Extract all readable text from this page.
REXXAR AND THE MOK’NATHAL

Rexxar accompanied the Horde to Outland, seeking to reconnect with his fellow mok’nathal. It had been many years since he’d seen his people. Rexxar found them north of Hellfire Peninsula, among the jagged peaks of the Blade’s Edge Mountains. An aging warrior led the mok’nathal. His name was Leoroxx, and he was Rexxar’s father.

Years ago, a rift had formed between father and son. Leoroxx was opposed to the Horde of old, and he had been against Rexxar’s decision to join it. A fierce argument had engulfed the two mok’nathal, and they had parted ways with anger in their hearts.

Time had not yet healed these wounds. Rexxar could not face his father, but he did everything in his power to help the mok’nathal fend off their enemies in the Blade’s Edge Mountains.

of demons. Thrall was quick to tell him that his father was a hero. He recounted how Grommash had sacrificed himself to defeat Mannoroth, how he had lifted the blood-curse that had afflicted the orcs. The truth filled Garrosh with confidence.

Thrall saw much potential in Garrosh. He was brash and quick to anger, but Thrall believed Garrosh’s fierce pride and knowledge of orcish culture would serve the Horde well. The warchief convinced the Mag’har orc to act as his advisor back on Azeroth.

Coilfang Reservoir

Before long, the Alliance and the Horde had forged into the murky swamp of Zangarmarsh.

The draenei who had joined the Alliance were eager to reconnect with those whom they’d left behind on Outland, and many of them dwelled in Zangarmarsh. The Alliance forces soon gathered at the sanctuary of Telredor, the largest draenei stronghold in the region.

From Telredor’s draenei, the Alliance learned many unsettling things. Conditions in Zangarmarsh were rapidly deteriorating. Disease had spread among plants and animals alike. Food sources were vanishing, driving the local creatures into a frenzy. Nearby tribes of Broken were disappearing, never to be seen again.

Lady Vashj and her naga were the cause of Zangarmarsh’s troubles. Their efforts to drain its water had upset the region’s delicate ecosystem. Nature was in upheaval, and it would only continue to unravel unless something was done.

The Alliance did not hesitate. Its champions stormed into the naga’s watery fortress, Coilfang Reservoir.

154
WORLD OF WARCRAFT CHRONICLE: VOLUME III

··········

What you need to do:
Extract all of the data shown above and repeat it verbatim.

Solved problem:
Extract all readable text from this page.
REXXAR AND THE MOK’NATHAL

Rexxar accompanied the Horde to Outland, seeking to reconnect with his fellow mok’nathal. It had been many years since he’d seen his people. Rexxar found them north of Hellfire Peninsula, among the jagged peaks of the Blade’s Edge Mountains. An aging warrior led the mok’nathal. His name was Leoroxx, and he was Rexxar’s father.

Years ago, a rift had formed between father and son. Leoroxx was opposed to the Horde of old, and he had been against Rexxar’s decision to join it. A fierce argument had engulfed the two mok’nathal, and they had parted ways with anger in their hearts.

Time had not yet healed these wounds. Rexxar could not face his father, but he did everything in his power to help the mok’nathal fend off their enemies in the Blade’s Edge Mountains.

of demons. Thrall was quick to tell him that his father was a hero. He recounted how Grommash had sacrificed himself to defeat Mannoroth, how he had lifted the blood-curse that had afflicted the orcs. The truth filled Garrosh with confidence.

Thrall saw much potential in Garrosh. He was brash and quick to anger, but Thrall believed Garrosh’s fierce pride and knowledge of orcish culture would serve the Horde well. The warchief convinced the Mag’har orc to act as his advisor back on Azeroth.

Coilfang Reservoir

Before long, the Alliance and the Horde had forged into the murky swamp of Zangarmarsh.

The draenei who had joined the Alliance were eager to reconnect with those whom they’d left behind on Outland, and many of them dwelled in Zangarmarsh. The Alliance forces soon gathered at the sanctuary of Telredor, the largest draenei stronghold in the region.

From Telredor’s draenei, the Alliance learned many unsettling things. Conditions in Zangarmarsh were rapidly deteriorating. Disease had spread among plants and animals alike. Food sources were vanishing, driving the local creatures into a frenzy. Nearby tribes of Broken were disappearing, never to be seen again.

Lady Vashj and her naga were the cause of Zangarmarsh’s troubles. Their efforts to drain its water had upset the region’s delicate ecosystem. Nature was in upheaval, and it would only continue to unravel unless something was done.

The Alliance did not hesitate. Its champions stormed into the naga’s watery fortress, Coilfang Reservoir.

154
WORLD OF WARCRAFT CHRONICLE: VOLUME III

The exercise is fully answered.